**Exercise description:** Return every line of the records below verbatim, with no pictures in the copy.

**Data provided:**
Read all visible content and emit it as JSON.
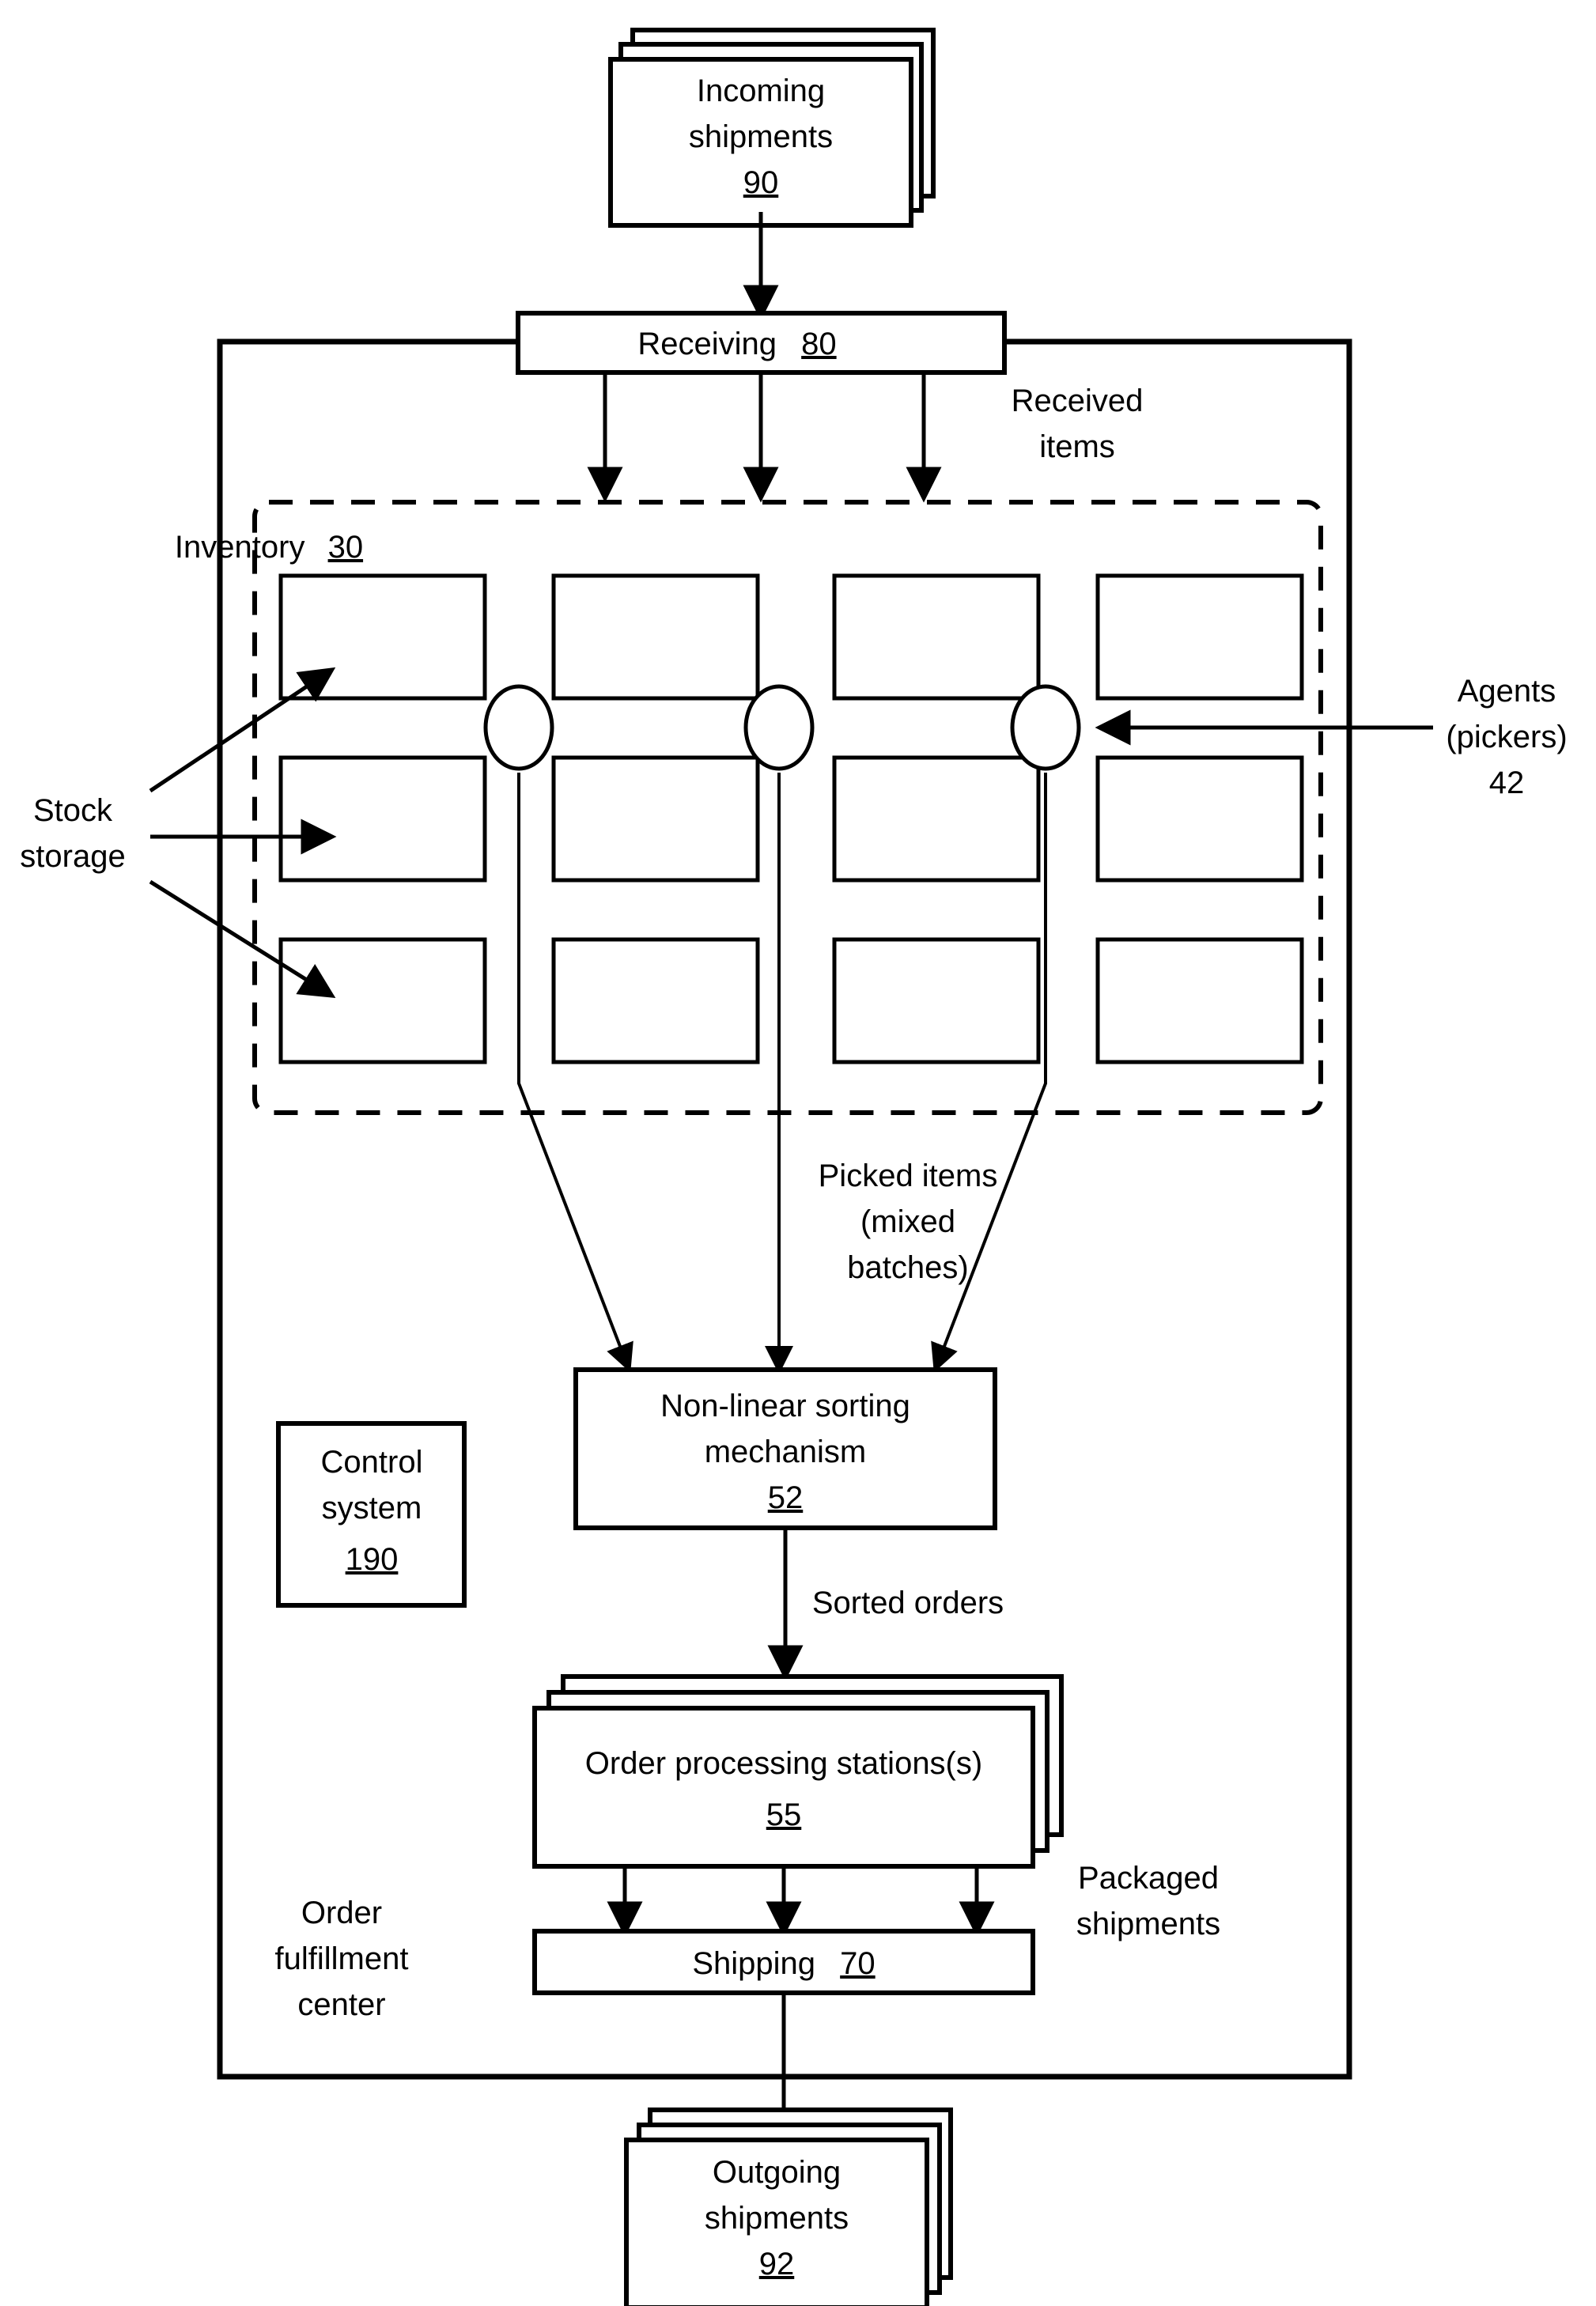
{
  "figure": {
    "title": "Order fulfillment center material flow diagram",
    "ink_color": "#000000",
    "background_color": "#ffffff"
  },
  "nodes": {
    "incoming_shipments": {
      "line1": "Incoming",
      "line2": "shipments",
      "ref": "90"
    },
    "receiving": {
      "label": "Receiving",
      "ref": "80"
    },
    "inventory": {
      "label": "Inventory",
      "ref": "30"
    },
    "sorting": {
      "line1": "Non-linear sorting",
      "line2": "mechanism",
      "ref": "52"
    },
    "control_system": {
      "line1": "Control",
      "line2": "system",
      "ref": "190"
    },
    "order_processing": {
      "label": "Order processing stations(s)",
      "ref": "55"
    },
    "shipping": {
      "label": "Shipping",
      "ref": "70"
    },
    "outgoing_shipments": {
      "line1": "Outgoing",
      "line2": "shipments",
      "ref": "92"
    }
  },
  "annotations": {
    "received_items": {
      "line1": "Received",
      "line2": "items"
    },
    "agents": {
      "line1": "Agents",
      "line2": "(pickers)",
      "ref": "42"
    },
    "stock_storage": {
      "line1": "Stock",
      "line2": "storage"
    },
    "picked_items": {
      "line1": "Picked items",
      "line2": "(mixed",
      "line3": "batches)"
    },
    "sorted_orders": {
      "label": "Sorted orders"
    },
    "packaged_shipments": {
      "line1": "Packaged",
      "line2": "shipments"
    },
    "order_fulfillment_center": {
      "line1": "Order",
      "line2": "fulfillment",
      "line3": "center"
    }
  },
  "inventory_grid": {
    "rows": 3,
    "columns": 4,
    "agent_count": 3
  }
}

**Problem solution:**
Read all visible content and emit it as JSON.
{
  "figure": {
    "title": "Order fulfillment center material flow diagram",
    "ink_color": "#000000",
    "background_color": "#ffffff"
  },
  "nodes": {
    "incoming_shipments": {
      "line1": "Incoming",
      "line2": "shipments",
      "ref": "90"
    },
    "receiving": {
      "label": "Receiving",
      "ref": "80"
    },
    "inventory": {
      "label": "Inventory",
      "ref": "30"
    },
    "sorting": {
      "line1": "Non-linear sorting",
      "line2": "mechanism",
      "ref": "52"
    },
    "control_system": {
      "line1": "Control",
      "line2": "system",
      "ref": "190"
    },
    "order_processing": {
      "label": "Order processing stations(s)",
      "ref": "55"
    },
    "shipping": {
      "label": "Shipping",
      "ref": "70"
    },
    "outgoing_shipments": {
      "line1": "Outgoing",
      "line2": "shipments",
      "ref": "92"
    }
  },
  "annotations": {
    "received_items": {
      "line1": "Received",
      "line2": "items"
    },
    "agents": {
      "line1": "Agents",
      "line2": "(pickers)",
      "ref": "42"
    },
    "stock_storage": {
      "line1": "Stock",
      "line2": "storage"
    },
    "picked_items": {
      "line1": "Picked items",
      "line2": "(mixed",
      "line3": "batches)"
    },
    "sorted_orders": {
      "label": "Sorted orders"
    },
    "packaged_shipments": {
      "line1": "Packaged",
      "line2": "shipments"
    },
    "order_fulfillment_center": {
      "line1": "Order",
      "line2": "fulfillment",
      "line3": "center"
    }
  },
  "inventory_grid": {
    "rows": 3,
    "columns": 4,
    "agent_count": 3
  }
}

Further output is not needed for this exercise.